■ **Aufgabe 1**
Nennen Sie alle Missstände, die in der Meldung zum Multiversum im Satz ab „Neben einer Verdoppelung der Baukosten“ aufgezählt werden.
■ **Aufgabe 2**
Prüfen Sie anhand der Meldung zum Multiversum, ob die Aussagen (a) bis (c) zutreffen, und belegen Sie jede Entscheidung mit einem wörtlichen Zitat.
(a) Das Multiversum wurde 2011 eröffnet.
(b) Die Halle wurde auf Grundlage eines fertig ausgearbeiteten Businessplans beschlossen.
(c) Schlager wurde zu Bund und Land geschickt, um Fördergelder zu beschaffen.
■ **Aufgabe 3**
Beantworten Sie die folgenden Fragen zur Meldung zum Multiversum.
(a) In welchem Bundesland liegt Schwechat?
(b) Wer hielt die wirtschaftliche Tragfähigkeit des Projekts für von Beginn an zweifelhaft?
(c) Welchen sportlichen Titel hatte Werner Schlager früher inne?

■ **Vorliegender Text**
FPÖ-TV: Multiversum: Ein roter Finanzskandal in Schwechat

Durch Prestigeprojekt der SPÖ und des damaligen SPÖ-Bürgermeister Fazekas steht Stadtgemeinde vor Finanzdesaster

Wien (OTS) - Das 2011 eröffnete Veranstaltungszentrum "Multiversum" im niederösterreichischen Schwechat bringt die Stadtgemeinde unter Druck. Die Mehrzweckhalle, welche nur auf Basis eines "ersten Entwurfs des Businessplans" beschlossen wurde, kämpft bis heute mit den Folgen der roten Misswirtschaft. Die wirtschaftliche Tragfähigkeit des Projekts sei schon von Beginn an zweifelhaft gewesen, kritisierten die Prüfer des Rechnungshofes. Neben einer Verdoppelung der Baukosten und einem schwer defizitären Betrieb der Halle wurde auch der ehemalige Tischtennis-Weltmeister Werner Schlager Opfer von falschen Versprechungen der roten Stadtverwaltung. "Es wurde von Anfang an seitens der Verantwortlichen der Stadt Schwechat geplant, mich als Fördertool zu missbrauchen. Es wurde versucht mich möglichst wenig mit einzubinden, aber ich wurde immer zu Bund und Land geschickt, um Fördergelder aufzutreiben", sagt Schlager.

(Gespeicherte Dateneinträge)
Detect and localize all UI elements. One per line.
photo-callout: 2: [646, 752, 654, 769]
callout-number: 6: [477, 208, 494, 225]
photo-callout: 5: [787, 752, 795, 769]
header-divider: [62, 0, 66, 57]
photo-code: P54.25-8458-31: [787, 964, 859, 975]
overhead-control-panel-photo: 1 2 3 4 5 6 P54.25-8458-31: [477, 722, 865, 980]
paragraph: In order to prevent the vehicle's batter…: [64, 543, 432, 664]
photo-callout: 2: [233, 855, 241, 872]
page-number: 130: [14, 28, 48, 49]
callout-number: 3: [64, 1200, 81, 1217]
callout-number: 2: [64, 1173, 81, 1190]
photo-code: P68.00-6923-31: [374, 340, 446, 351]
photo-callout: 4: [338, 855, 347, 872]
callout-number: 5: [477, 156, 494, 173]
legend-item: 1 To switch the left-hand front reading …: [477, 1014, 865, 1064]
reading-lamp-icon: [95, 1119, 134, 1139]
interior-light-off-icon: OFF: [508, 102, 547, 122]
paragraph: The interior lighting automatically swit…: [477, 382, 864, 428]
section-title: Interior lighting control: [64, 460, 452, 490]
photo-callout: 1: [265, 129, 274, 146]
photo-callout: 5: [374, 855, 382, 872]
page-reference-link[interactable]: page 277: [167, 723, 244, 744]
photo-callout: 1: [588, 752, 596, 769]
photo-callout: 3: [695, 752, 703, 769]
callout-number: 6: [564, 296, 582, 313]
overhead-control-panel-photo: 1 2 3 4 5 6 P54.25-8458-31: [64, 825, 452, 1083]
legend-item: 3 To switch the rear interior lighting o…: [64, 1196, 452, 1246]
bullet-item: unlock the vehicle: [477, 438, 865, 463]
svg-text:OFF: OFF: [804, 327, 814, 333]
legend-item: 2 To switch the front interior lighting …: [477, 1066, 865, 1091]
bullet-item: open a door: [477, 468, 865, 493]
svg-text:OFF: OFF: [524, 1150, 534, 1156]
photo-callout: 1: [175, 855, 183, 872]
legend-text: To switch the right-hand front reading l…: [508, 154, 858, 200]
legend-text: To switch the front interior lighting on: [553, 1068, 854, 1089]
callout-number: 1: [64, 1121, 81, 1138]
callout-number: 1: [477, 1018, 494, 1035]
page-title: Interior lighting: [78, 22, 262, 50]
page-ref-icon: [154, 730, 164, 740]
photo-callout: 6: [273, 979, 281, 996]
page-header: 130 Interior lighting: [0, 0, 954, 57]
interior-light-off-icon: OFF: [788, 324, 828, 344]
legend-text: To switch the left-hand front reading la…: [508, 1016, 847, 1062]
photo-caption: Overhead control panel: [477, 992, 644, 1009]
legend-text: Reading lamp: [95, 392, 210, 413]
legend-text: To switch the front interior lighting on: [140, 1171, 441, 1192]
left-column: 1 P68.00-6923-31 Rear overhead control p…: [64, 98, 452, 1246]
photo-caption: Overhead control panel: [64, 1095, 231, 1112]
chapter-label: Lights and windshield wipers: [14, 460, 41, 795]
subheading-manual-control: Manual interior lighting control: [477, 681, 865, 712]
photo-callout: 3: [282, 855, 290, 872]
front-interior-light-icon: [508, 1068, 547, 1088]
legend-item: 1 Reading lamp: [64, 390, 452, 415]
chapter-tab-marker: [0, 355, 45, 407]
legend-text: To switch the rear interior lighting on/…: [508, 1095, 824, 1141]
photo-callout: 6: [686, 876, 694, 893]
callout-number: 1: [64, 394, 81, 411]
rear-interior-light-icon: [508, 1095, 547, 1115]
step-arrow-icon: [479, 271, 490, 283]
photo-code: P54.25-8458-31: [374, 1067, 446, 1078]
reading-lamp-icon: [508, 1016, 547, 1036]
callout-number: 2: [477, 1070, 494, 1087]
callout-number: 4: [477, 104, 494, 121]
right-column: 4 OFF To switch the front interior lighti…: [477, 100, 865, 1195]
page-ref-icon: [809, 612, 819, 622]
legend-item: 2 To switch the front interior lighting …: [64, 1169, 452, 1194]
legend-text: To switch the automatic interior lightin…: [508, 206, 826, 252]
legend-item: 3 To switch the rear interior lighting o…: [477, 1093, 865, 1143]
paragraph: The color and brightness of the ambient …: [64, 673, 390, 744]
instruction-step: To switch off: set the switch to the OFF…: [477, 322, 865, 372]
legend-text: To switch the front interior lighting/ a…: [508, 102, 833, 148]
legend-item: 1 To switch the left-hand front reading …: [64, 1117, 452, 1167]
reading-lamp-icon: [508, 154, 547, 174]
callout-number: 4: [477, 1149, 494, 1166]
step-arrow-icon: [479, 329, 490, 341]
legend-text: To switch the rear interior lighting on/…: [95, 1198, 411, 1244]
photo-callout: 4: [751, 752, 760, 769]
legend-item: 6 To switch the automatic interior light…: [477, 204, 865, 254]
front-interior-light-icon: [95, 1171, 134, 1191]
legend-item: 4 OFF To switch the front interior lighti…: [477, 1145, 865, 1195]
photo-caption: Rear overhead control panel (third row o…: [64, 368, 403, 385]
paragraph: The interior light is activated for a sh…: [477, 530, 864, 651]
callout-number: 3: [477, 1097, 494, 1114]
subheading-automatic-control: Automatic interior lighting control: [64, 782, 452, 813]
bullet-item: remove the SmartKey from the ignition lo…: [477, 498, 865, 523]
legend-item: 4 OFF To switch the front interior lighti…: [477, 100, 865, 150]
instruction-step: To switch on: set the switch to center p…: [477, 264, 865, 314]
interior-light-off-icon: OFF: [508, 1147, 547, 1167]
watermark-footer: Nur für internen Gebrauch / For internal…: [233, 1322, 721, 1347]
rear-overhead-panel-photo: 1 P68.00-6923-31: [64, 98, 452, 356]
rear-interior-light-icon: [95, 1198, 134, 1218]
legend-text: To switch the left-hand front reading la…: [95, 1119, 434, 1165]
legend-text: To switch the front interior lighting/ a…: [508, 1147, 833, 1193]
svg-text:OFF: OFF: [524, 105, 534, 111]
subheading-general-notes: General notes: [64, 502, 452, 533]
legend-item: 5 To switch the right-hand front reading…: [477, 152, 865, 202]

■ **Lösung 1**
- Verdoppelung der Baukosten
- schwer defizitärer Betrieb der Halle
- Werner Schlager wurde Opfer von falschen Versprechungen der roten Stadtverwaltung

■ **Lösung 2**
(a) Ja: „Das 2011 eröffnete Veranstaltungszentrum "Multiversum"“
(b) Nein: „nur auf Basis eines "ersten Entwurfs des Businessplans" beschlossen“
(c) Ja: „ich wurde immer zu Bund und Land geschickt, um Fördergelder aufzutreiben“

■ **Lösung 3**
(a) In Niederösterreich.
(b) Die Prüfer des Rechnungshofes.
(c) Er war Tischtennis-Weltmeister.